Instructions to follow:
Copy the lines below as they are; omit the images they contain.
--- START OF Records supplied ---
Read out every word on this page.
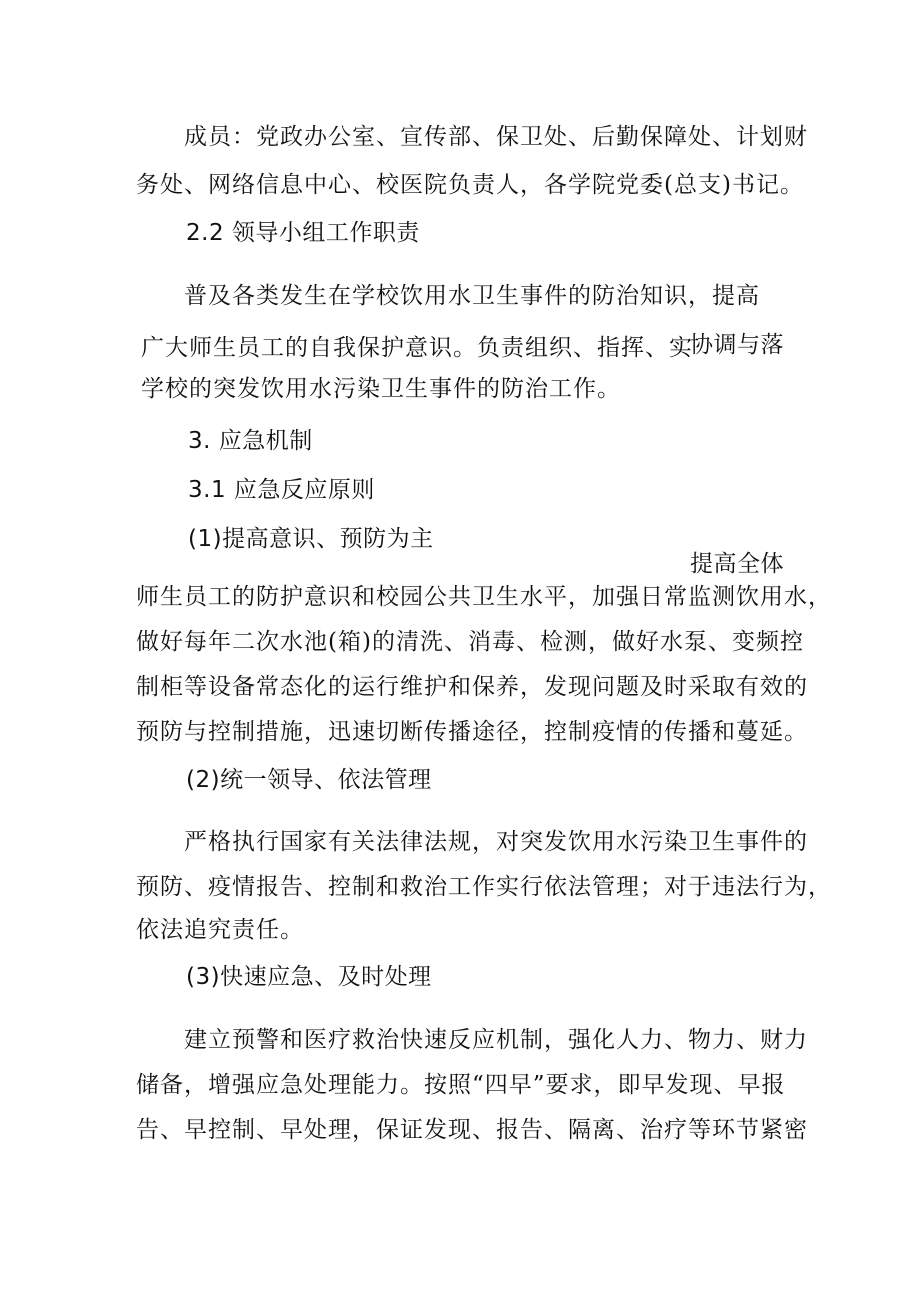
成员：党政办公室、宣传部、保卫处、后勤保障处、计划财
务处、网络信息中心、校医院负责人，各学院党委(总支)书记。
2.2 领导小组工作职责
普及各类发生在学校饮用水卫生事件的防治知识，提高
广大师生员工的自我保护意识。负责组织、指挥、实
协调与落
学校的突发饮用水污染卫生事件的防治工作。
3. 应急机制
3.1 应急反应原则
(1)提高意识、预防为主
提高全体
师生员工的防护意识和校园公共卫生水平，加强日常监测饮用水，
做好每年二次水池(箱)的清洗、消毒、检测，做好水泵、变频控
制柜等设备常态化的运行维护和保养，发现问题及时采取有效的
预防与控制措施，迅速切断传播途径，控制疫情的传播和蔓延。
(2)统一领导、依法管理
严格执行国家有关法律法规，对突发饮用水污染卫生事件的
预防、疫情报告、控制和救治工作实行依法管理；对于违法行为，
依法追究责任。
(3)快速应急、及时处理
建立预警和医疗救治快速反应机制，强化人力、物力、财力
储备，增强应急处理能力。按照“四早”要求，即早发现、早报
告、早控制、早处理，保证发现、报告、隔离、治疗等环节紧密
--- END OF Records supplied ---
Response:
Read out every word on this page.
成员：党政办公室、宣传部、保卫处、后勤保障处、计划财
务处、网络信息中心、校医院负责人，各学院党委(总支)书记。
2.2 领导小组工作职责
普及各类发生在学校饮用水卫生事件的防治知识，提高
广大师生员工的自我保护意识。负责组织、指挥、实
协调与落
学校的突发饮用水污染卫生事件的防治工作。
3. 应急机制
3.1 应急反应原则
(1)提高意识、预防为主
提高全体
师生员工的防护意识和校园公共卫生水平，加强日常监测饮用水，
做好每年二次水池(箱)的清洗、消毒、检测，做好水泵、变频控
制柜等设备常态化的运行维护和保养，发现问题及时采取有效的
预防与控制措施，迅速切断传播途径，控制疫情的传播和蔓延。
(2)统一领导、依法管理
严格执行国家有关法律法规，对突发饮用水污染卫生事件的
预防、疫情报告、控制和救治工作实行依法管理；对于违法行为，
依法追究责任。
(3)快速应急、及时处理
建立预警和医疗救治快速反应机制，强化人力、物力、财力
储备，增强应急处理能力。按照“四早”要求，即早发现、早报
告、早控制、早处理，保证发现、报告、隔离、治疗等环节紧密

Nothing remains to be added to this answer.